* _DATA LINES_

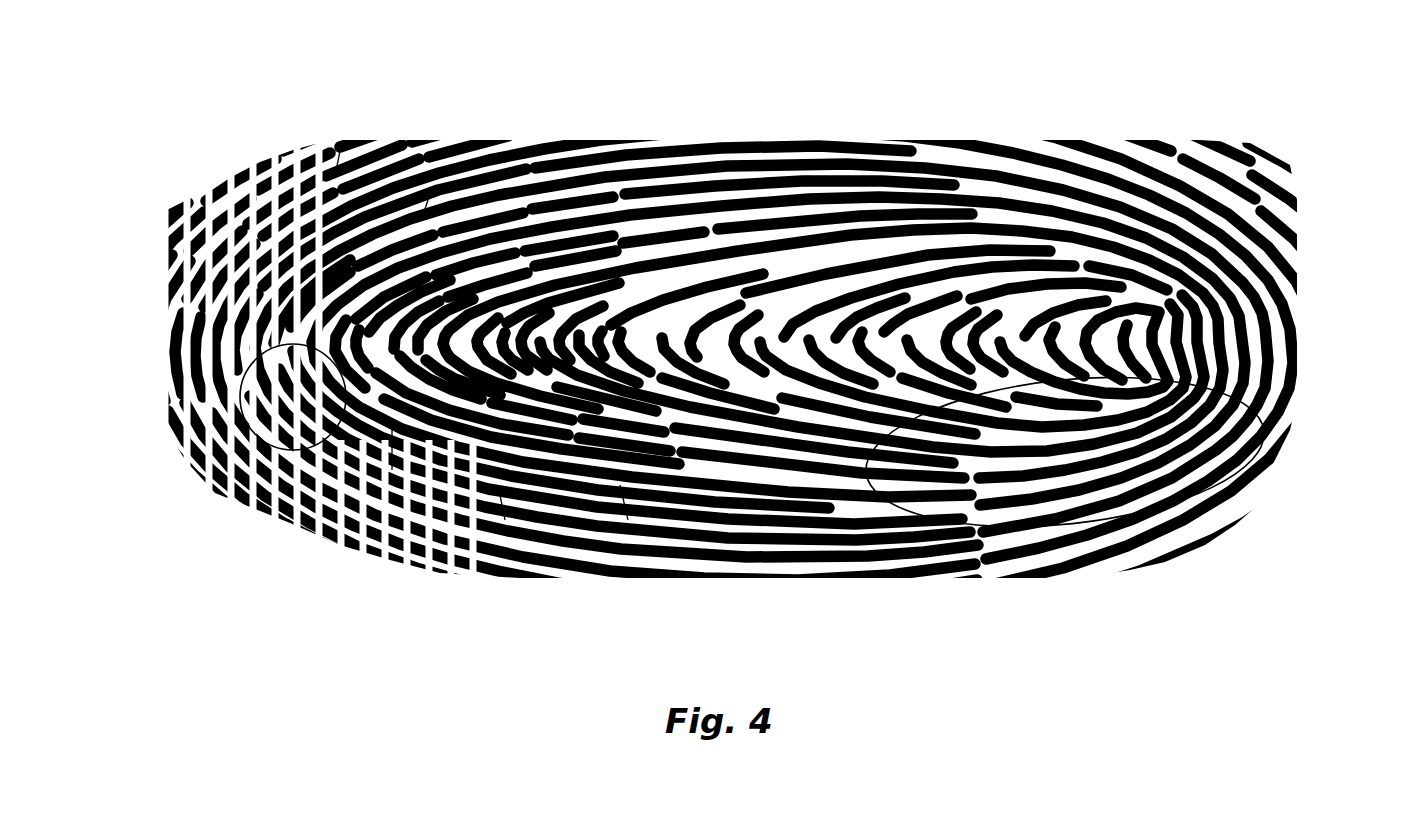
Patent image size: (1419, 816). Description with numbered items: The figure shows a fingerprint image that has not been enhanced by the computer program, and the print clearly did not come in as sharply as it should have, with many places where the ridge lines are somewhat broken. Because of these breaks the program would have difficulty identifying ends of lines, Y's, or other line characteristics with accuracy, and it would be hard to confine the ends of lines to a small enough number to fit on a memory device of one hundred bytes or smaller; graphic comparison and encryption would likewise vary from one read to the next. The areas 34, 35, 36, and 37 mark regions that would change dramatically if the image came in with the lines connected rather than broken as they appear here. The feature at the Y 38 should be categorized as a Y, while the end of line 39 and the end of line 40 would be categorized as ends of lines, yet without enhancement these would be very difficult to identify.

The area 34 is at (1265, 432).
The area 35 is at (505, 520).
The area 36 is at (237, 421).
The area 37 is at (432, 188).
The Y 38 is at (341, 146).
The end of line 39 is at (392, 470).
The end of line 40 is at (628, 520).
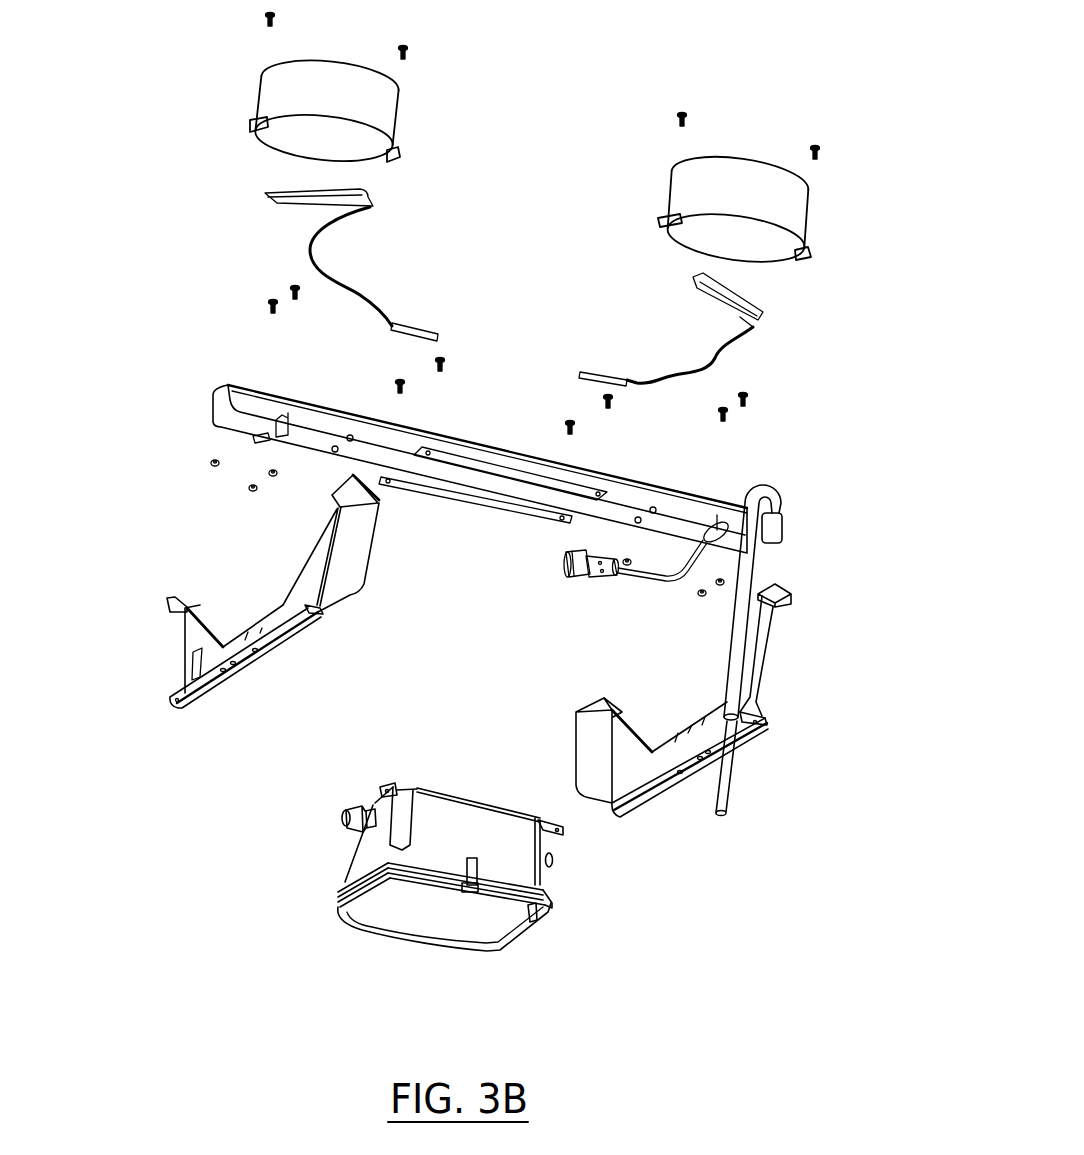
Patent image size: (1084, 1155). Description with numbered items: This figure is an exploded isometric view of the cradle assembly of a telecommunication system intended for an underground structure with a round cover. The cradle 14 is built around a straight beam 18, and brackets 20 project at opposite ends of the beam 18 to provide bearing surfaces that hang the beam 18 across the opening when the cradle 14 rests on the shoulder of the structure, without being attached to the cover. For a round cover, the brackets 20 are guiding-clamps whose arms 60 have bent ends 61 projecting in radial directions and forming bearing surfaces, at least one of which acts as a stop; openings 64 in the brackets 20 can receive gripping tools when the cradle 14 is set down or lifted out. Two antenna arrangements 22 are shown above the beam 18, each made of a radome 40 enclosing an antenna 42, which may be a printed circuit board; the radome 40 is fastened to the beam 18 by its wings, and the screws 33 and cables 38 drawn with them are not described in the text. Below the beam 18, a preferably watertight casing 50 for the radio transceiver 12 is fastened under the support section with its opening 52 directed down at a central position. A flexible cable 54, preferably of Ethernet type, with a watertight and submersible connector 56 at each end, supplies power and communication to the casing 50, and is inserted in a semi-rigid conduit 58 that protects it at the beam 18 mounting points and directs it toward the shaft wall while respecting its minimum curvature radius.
--
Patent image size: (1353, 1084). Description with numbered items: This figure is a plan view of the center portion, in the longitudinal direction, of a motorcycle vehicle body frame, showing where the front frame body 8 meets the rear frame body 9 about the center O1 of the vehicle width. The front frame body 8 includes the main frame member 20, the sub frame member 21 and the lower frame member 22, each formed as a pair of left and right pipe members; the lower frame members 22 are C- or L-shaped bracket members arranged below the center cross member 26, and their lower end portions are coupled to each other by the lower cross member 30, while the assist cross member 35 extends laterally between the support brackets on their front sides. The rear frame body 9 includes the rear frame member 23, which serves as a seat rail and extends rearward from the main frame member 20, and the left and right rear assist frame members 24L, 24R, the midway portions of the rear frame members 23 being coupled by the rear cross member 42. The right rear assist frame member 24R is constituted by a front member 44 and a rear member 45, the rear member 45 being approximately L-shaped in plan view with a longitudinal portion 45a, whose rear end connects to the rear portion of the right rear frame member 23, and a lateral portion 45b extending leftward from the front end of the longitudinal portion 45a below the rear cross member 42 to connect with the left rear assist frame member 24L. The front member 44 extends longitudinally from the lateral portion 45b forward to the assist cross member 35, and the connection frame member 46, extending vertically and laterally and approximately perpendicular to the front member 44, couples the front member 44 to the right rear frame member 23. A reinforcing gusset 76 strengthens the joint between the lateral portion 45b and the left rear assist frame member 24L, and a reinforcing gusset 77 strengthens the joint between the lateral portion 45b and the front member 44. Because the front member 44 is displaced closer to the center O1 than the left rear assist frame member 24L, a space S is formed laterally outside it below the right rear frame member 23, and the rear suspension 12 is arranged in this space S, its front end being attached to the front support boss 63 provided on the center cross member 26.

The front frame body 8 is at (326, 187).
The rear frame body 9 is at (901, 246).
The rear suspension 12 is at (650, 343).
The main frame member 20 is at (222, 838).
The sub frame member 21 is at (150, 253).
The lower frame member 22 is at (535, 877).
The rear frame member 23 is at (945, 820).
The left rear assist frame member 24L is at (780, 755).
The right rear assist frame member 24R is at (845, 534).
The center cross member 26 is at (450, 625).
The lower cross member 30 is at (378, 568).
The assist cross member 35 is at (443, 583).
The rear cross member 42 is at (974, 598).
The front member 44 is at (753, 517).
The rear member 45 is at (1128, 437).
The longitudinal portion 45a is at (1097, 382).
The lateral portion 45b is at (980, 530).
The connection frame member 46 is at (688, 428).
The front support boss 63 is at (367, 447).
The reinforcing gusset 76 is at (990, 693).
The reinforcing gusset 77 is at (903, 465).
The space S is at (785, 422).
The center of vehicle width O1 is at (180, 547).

* _PROMPT_
Express the lines from the one containing "Patent image size: (1419, 816)." through the one containing "The end of line 40 is at (628, 520).", inclusive, as a JSON list of strings with one string per line and blank lines omitted.

* _ANSWER TO THE TASK_
[
  "Patent image size: (1419, 816). Description with numbered items: The figure shows a fingerprint image that has not been enhanced by the computer program, and the print clearly did not come in as sharply as it should have, with many places where the ridge lines are somewhat broken. Because of these breaks the program would have difficulty identifying ends of lines, Y's, or other line characteristics with accuracy, and it would be hard to confine the ends of lines to a small enough number to fit on a memory device of one hundred bytes or smaller; graphic comparison and encryption would likewise vary from one read to the next. The areas 34, 35, 36, and 37 mark regions that would change dramatically if the image came in with the lines connected rather than broken as they appear here. The feature at the Y 38 should be categorized as a Y, while the end of line 39 and the end of line 40 would be categorized as ends of lines, yet without enhancement these would be very difficult to identify.",
  "The area 34 is at (1265, 432).",
  "The area 35 is at (505, 520).",
  "The area 36 is at (237, 421).",
  "The area 37 is at (432, 188).",
  "The Y 38 is at (341, 146).",
  "The end of line 39 is at (392, 470).",
  "The end of line 40 is at (628, 520)."
]